__Request__. State how many lines in the rows below contain the string "Total", matching case exactly. Give only the number.

__Data shown__.
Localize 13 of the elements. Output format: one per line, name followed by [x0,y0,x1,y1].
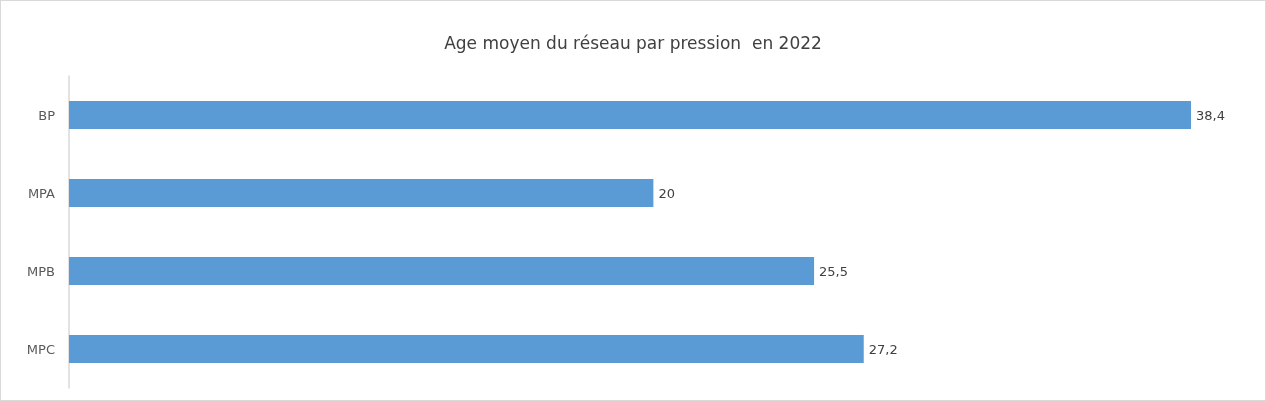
bar [69,335,864,363]
chart-title: Age moyen du réseau par pression en 2022 [444,32,822,53]
bar [69,101,1191,129]
data-label: 27,2 [868,341,898,357]
bar [69,257,815,285]
data-label: 20 [658,185,675,201]
data-label: 38,4 [1196,107,1225,123]
data-label: 25,5 [819,263,849,279]
y-tick-label: MPB [27,263,55,279]
y-tick-label: MPC [26,341,55,357]
y-tick-label: MPA [27,185,56,201]
y-tick-label: BP [38,107,56,123]
bar [69,179,654,207]
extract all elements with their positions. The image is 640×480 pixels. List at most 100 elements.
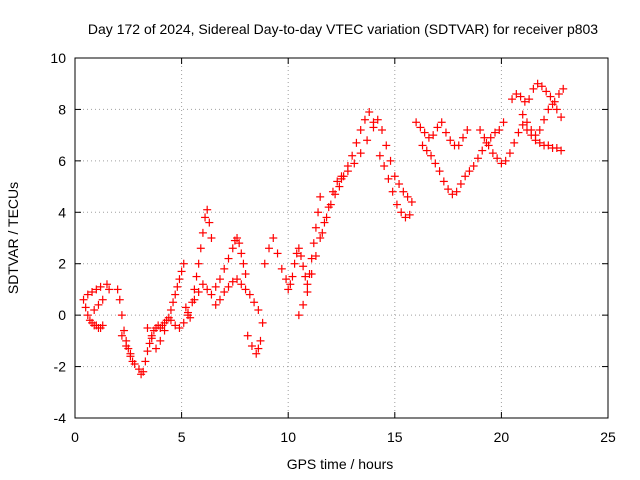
data-point: [316, 234, 325, 242]
data-point: [179, 318, 188, 327]
data-point: [476, 126, 485, 134]
data-point: [456, 180, 465, 188]
data-point: [105, 285, 114, 294]
data-point: [113, 285, 122, 294]
data-point: [175, 275, 184, 284]
data-point: [288, 272, 297, 281]
data-point: [546, 92, 555, 101]
x-axis-title: GPS time / hours: [287, 456, 394, 472]
data-point: [102, 280, 111, 289]
data-point: [282, 275, 291, 284]
data-point: [115, 295, 124, 304]
data-point: [461, 172, 470, 181]
data-point: [254, 344, 263, 353]
data-point: [241, 270, 250, 278]
x-tick-label: 20: [494, 429, 510, 445]
data-point: [448, 190, 457, 199]
data-point: [171, 321, 180, 330]
data-point: [79, 295, 88, 304]
y-tick-label: 6: [58, 153, 66, 169]
data-point: [94, 300, 103, 309]
data-point: [256, 336, 265, 345]
data-point: [299, 262, 308, 271]
data-point: [544, 105, 553, 114]
data-point: [557, 146, 566, 155]
data-point: [309, 239, 318, 248]
data-point: [420, 128, 429, 137]
data-point: [343, 167, 352, 176]
data-point: [537, 82, 546, 91]
data-point: [452, 187, 461, 196]
data-point: [388, 187, 397, 196]
data-point: [220, 264, 229, 273]
data-point: [173, 282, 182, 291]
data-point: [207, 290, 216, 299]
data-point: [373, 115, 382, 124]
data-point: [260, 259, 269, 268]
data-point: [316, 192, 325, 201]
data-point: [337, 174, 346, 183]
data-point: [203, 285, 212, 294]
data-point: [527, 126, 536, 134]
data-point: [431, 159, 440, 168]
data-point: [145, 339, 154, 348]
data-point: [363, 136, 372, 145]
data-point: [183, 311, 192, 320]
data-point: [228, 244, 237, 253]
data-point: [196, 244, 205, 253]
grid-lines: [75, 58, 608, 418]
data-point: [491, 128, 500, 137]
data-point: [444, 185, 453, 194]
data-point: [384, 174, 393, 183]
data-point: [542, 87, 551, 96]
data-point: [117, 331, 126, 340]
data-point: [211, 282, 220, 291]
x-tick-label: 10: [280, 429, 296, 445]
y-tick-label: 2: [58, 256, 66, 272]
data-point: [143, 324, 152, 332]
y-tick-label: 8: [58, 101, 66, 117]
data-point: [258, 318, 267, 327]
y-tick-label: 0: [58, 307, 66, 323]
data-point: [201, 213, 210, 222]
data-point: [514, 128, 523, 137]
data-point: [294, 311, 303, 320]
data-point: [552, 144, 561, 152]
data-point: [290, 259, 299, 268]
data-point: [198, 228, 207, 237]
data-point: [454, 141, 463, 150]
data-point: [441, 128, 450, 137]
data-point: [495, 126, 504, 134]
data-point: [360, 115, 369, 124]
data-point: [529, 84, 538, 93]
data-point: [365, 108, 374, 116]
y-tick-label: -4: [54, 410, 67, 426]
data-point: [120, 326, 129, 335]
data-point: [497, 159, 506, 168]
data-point: [386, 156, 395, 165]
data-point: [171, 290, 180, 299]
data-point: [307, 254, 316, 263]
data-point: [399, 187, 408, 196]
data-point: [418, 141, 427, 150]
data-point: [510, 138, 519, 147]
data-point: [397, 208, 406, 217]
data-point: [435, 167, 444, 176]
data-point: [533, 79, 542, 88]
data-point: [493, 154, 502, 163]
y-tick-label: 10: [50, 50, 66, 66]
data-point: [92, 285, 101, 294]
data-point: [190, 295, 199, 304]
data-point: [318, 228, 327, 237]
data-point: [480, 133, 489, 142]
data-point: [192, 272, 201, 281]
data-point: [401, 213, 410, 222]
data-point: [237, 249, 246, 258]
data-point: [518, 110, 527, 119]
data-point: [134, 365, 143, 374]
data-point: [446, 136, 455, 145]
y-tick-labels: -4 -2 0 2 4 6 8 10: [50, 50, 66, 426]
data-point: [169, 298, 178, 307]
y-tick-label: 4: [58, 204, 66, 220]
data-point: [314, 208, 323, 217]
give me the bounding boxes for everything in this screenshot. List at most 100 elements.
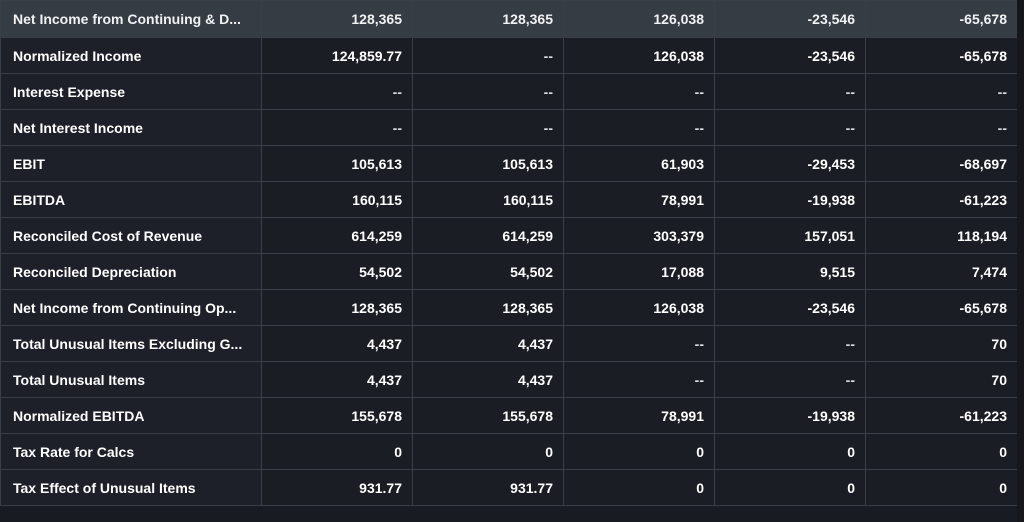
table-cell: 54,502 xyxy=(413,254,564,289)
table-cell: 0 xyxy=(715,470,866,505)
table-cell: 7,474 xyxy=(866,254,1018,289)
table-cell: 155,678 xyxy=(262,398,413,433)
table-cell: -29,453 xyxy=(715,146,866,181)
table-cell: 105,613 xyxy=(262,146,413,181)
row-label: Net Income from Continuing & D... xyxy=(1,1,262,37)
row-label: EBIT xyxy=(1,146,262,181)
table-cell: 124,859.77 xyxy=(262,38,413,73)
row-label: Reconciled Depreciation xyxy=(1,254,262,289)
table-row[interactable]: Tax Effect of Unusual Items 931.77 931.77 0… xyxy=(1,470,1018,506)
table-row[interactable]: Net Income from Continuing Op... 128,365 1… xyxy=(1,290,1018,326)
table-cell: -- xyxy=(413,110,564,145)
table-row[interactable]: EBIT 105,613 105,613 61,903 -29,453 -68,697 xyxy=(1,146,1018,182)
table-cell: 128,365 xyxy=(413,290,564,325)
table-cell: 931.77 xyxy=(413,470,564,505)
row-label: Normalized EBITDA xyxy=(1,398,262,433)
table-cell: -65,678 xyxy=(866,290,1018,325)
row-label: Total Unusual Items Excluding G... xyxy=(1,326,262,361)
table-cell: -- xyxy=(413,74,564,109)
table-cell: -65,678 xyxy=(866,38,1018,73)
table-cell: 157,051 xyxy=(715,218,866,253)
financials-table: Net Income from Continuing & D... 128,365… xyxy=(0,0,1018,506)
table-cell: 4,437 xyxy=(262,362,413,397)
table-cell: 128,365 xyxy=(413,1,564,37)
table-row[interactable]: Tax Rate for Calcs 0 0 0 0 0 xyxy=(1,434,1018,470)
table-cell: 70 xyxy=(866,362,1018,397)
table-cell: -- xyxy=(715,362,866,397)
table-cell: -- xyxy=(715,110,866,145)
table-row[interactable]: EBITDA 160,115 160,115 78,991 -19,938 -61,223 xyxy=(1,182,1018,218)
table-cell: -- xyxy=(866,74,1018,109)
table-cell: 78,991 xyxy=(564,398,715,433)
table-row[interactable]: Net Interest Income -- -- -- -- -- xyxy=(1,110,1018,146)
table-cell: -23,546 xyxy=(715,1,866,37)
table-cell: -65,678 xyxy=(866,1,1018,37)
table-cell: 4,437 xyxy=(262,326,413,361)
table-cell: 614,259 xyxy=(413,218,564,253)
scrollbar-track[interactable] xyxy=(1017,0,1024,522)
table-row[interactable]: Normalized EBITDA 155,678 155,678 78,991 -19… xyxy=(1,398,1018,434)
table-cell: 61,903 xyxy=(564,146,715,181)
table-cell: 9,515 xyxy=(715,254,866,289)
table-cell: 160,115 xyxy=(262,182,413,217)
row-label: Tax Effect of Unusual Items xyxy=(1,470,262,505)
table-cell: 0 xyxy=(866,434,1018,469)
table-cell: 126,038 xyxy=(564,290,715,325)
table-cell: 0 xyxy=(564,470,715,505)
table-cell: 4,437 xyxy=(413,362,564,397)
table-cell: 303,379 xyxy=(564,218,715,253)
table-cell: 0 xyxy=(866,470,1018,505)
table-cell: -- xyxy=(564,326,715,361)
row-label: Normalized Income xyxy=(1,38,262,73)
table-cell: 0 xyxy=(413,434,564,469)
table-cell: -- xyxy=(262,110,413,145)
table-cell: 128,365 xyxy=(262,290,413,325)
table-cell: 931.77 xyxy=(262,470,413,505)
table-cell: 128,365 xyxy=(262,1,413,37)
table-cell: -- xyxy=(564,362,715,397)
table-row[interactable]: Total Unusual Items Excluding G... 4,437 4… xyxy=(1,326,1018,362)
row-label: Net Interest Income xyxy=(1,110,262,145)
table-row[interactable]: Total Unusual Items 4,437 4,437 -- -- 70 xyxy=(1,362,1018,398)
table-cell: 54,502 xyxy=(262,254,413,289)
table-cell: -- xyxy=(564,74,715,109)
table-cell: 0 xyxy=(262,434,413,469)
table-cell: 118,194 xyxy=(866,218,1018,253)
table-cell: 0 xyxy=(715,434,866,469)
table-row[interactable]: Reconciled Depreciation 54,502 54,502 17,08… xyxy=(1,254,1018,290)
row-label: Reconciled Cost of Revenue xyxy=(1,218,262,253)
table-cell: 78,991 xyxy=(564,182,715,217)
table-cell: -- xyxy=(866,110,1018,145)
table-cell: 70 xyxy=(866,326,1018,361)
row-label: Interest Expense xyxy=(1,74,262,109)
row-label: Tax Rate for Calcs xyxy=(1,434,262,469)
table-cell: 614,259 xyxy=(262,218,413,253)
table-cell: -23,546 xyxy=(715,38,866,73)
table-cell: -61,223 xyxy=(866,182,1018,217)
row-label: EBITDA xyxy=(1,182,262,217)
table-row[interactable]: Normalized Income 124,859.77 -- 126,038 -23,… xyxy=(1,38,1018,74)
table-row[interactable]: Interest Expense -- -- -- -- -- xyxy=(1,74,1018,110)
table-cell: 126,038 xyxy=(564,1,715,37)
table-cell: 105,613 xyxy=(413,146,564,181)
table-cell: -61,223 xyxy=(866,398,1018,433)
table-cell: -- xyxy=(413,38,564,73)
table-cell: 160,115 xyxy=(413,182,564,217)
table-cell: 17,088 xyxy=(564,254,715,289)
table-cell: -- xyxy=(262,74,413,109)
row-label: Net Income from Continuing Op... xyxy=(1,290,262,325)
table-cell: 0 xyxy=(564,434,715,469)
table-cell: -68,697 xyxy=(866,146,1018,181)
row-label: Total Unusual Items xyxy=(1,362,262,397)
table-cell: -19,938 xyxy=(715,398,866,433)
table-row[interactable]: Reconciled Cost of Revenue 614,259 614,259… xyxy=(1,218,1018,254)
table-row[interactable]: Net Income from Continuing & D... 128,365… xyxy=(1,1,1018,38)
table-cell: -23,546 xyxy=(715,290,866,325)
table-cell: -- xyxy=(564,110,715,145)
table-cell: 4,437 xyxy=(413,326,564,361)
table-cell: -19,938 xyxy=(715,182,866,217)
table-cell: -- xyxy=(715,74,866,109)
table-cell: 155,678 xyxy=(413,398,564,433)
table-cell: -- xyxy=(715,326,866,361)
table-cell: 126,038 xyxy=(564,38,715,73)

__Correct response__. 4